Freshwater inland resources can be contaminated due to the intrusion of saline water, both underground and on surface, increasing drought problems (e.g. experienced in 2003 in the southern region of the Venice lagoon), both for human use and agriculture production (1).

Along the Adriatic and the Mediterranean, storm surge and saltwater intrusion into aquifers threaten parts of the Croatian, Albanian, and Turkish coasts (2). Problems of saline intrusion would be further exacerbated by reductions in runoff and by increased withdrawals in response to higher demand. Excessive demand already contributes to saline intrusion problems in many coastal areas of Italy, Spain, Greece and North Africa (3).

Large areas of the Mediterranean coastline have already been affected by saline intrusion driven by abstraction of water for agriculture and public water supply, with demand for the latter being markedly increased by tourism. Across Greece, for example, it is estimated that the total surface area of aquifers impacted by seawater intrusion is about 1,500 km2 (4). The Argolid Plain in eastern Peloponnesus in Greece has undergone a rapid expansion of irrigated agriculture since the 1950s. Groundwater abstraction to support the irrigation of oranges, horticultural crops and olives has been excessive and led to the intrusion of sea water into aquifers. This phenomenon was first recorded in the early 1960s, when groundwater, pumped from certain wells, showed an increase in the concentration of chloride.On the Argolid Plain boreholes have had to be abandoned due to excessive levels of salinity found in the groundwater as a result of such salt water intrusion (5).

▶ Challenge 1: According to the passage on saltwater intrusion, roughly how large is the total surface area of aquifers across Greece that seawater intrusion has affected?
▶ Challenge 2: Repeat the stretch of the passage on saltwater intrusion from "Freshwater inland resources" through "agriculture production (1).".
The rows after this passage come from a separate source.

▶ Record list:

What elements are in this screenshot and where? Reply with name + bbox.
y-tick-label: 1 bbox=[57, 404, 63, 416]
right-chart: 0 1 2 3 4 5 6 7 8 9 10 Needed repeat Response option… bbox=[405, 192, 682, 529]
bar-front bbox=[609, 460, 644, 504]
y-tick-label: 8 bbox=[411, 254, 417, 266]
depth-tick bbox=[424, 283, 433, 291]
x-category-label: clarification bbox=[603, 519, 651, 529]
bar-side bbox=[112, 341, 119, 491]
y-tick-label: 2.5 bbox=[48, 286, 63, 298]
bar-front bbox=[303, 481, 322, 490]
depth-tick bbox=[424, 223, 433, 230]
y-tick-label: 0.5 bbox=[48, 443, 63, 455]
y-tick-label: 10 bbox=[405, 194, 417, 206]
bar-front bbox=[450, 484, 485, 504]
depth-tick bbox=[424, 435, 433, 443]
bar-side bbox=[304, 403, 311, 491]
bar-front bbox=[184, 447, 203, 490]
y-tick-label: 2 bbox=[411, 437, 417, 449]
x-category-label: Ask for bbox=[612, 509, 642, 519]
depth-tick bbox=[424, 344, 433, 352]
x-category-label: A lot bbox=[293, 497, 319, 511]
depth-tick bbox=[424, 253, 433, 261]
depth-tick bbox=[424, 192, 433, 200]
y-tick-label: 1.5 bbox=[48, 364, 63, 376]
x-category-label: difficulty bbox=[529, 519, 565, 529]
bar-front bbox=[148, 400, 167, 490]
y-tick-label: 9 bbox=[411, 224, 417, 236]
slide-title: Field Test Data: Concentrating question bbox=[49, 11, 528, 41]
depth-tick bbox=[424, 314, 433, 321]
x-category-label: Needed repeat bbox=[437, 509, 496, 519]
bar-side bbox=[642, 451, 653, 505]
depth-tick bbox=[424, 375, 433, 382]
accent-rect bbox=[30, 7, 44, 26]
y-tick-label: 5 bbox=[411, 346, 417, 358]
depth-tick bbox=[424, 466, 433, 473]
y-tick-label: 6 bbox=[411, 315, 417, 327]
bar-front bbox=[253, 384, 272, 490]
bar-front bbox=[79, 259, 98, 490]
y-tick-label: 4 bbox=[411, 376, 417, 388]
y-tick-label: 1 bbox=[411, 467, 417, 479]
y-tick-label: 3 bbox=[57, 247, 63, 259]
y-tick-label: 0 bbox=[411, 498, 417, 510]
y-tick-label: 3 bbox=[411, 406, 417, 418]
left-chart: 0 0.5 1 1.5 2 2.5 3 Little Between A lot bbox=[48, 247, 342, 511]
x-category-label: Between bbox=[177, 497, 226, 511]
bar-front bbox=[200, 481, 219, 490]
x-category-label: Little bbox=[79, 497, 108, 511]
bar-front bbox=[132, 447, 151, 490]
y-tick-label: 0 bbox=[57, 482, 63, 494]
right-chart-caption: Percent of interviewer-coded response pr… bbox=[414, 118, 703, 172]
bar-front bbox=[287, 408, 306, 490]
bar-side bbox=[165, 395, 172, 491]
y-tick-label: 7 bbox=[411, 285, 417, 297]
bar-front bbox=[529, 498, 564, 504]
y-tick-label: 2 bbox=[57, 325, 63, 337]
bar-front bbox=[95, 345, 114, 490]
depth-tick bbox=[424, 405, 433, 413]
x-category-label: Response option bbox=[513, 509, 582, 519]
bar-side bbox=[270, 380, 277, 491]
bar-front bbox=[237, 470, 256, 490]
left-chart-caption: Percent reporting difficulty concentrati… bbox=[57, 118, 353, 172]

▶ Correct answer 1: About 1,500 km2.

▶ Correct answer 2:
Freshwater inland resources can be contaminated due to the intrusion of saline water, both underground and on surface, increasing drought problems (e.g. experienced in 2003 in the southern region of the Venice lagoon), both for human use and agriculture production (1).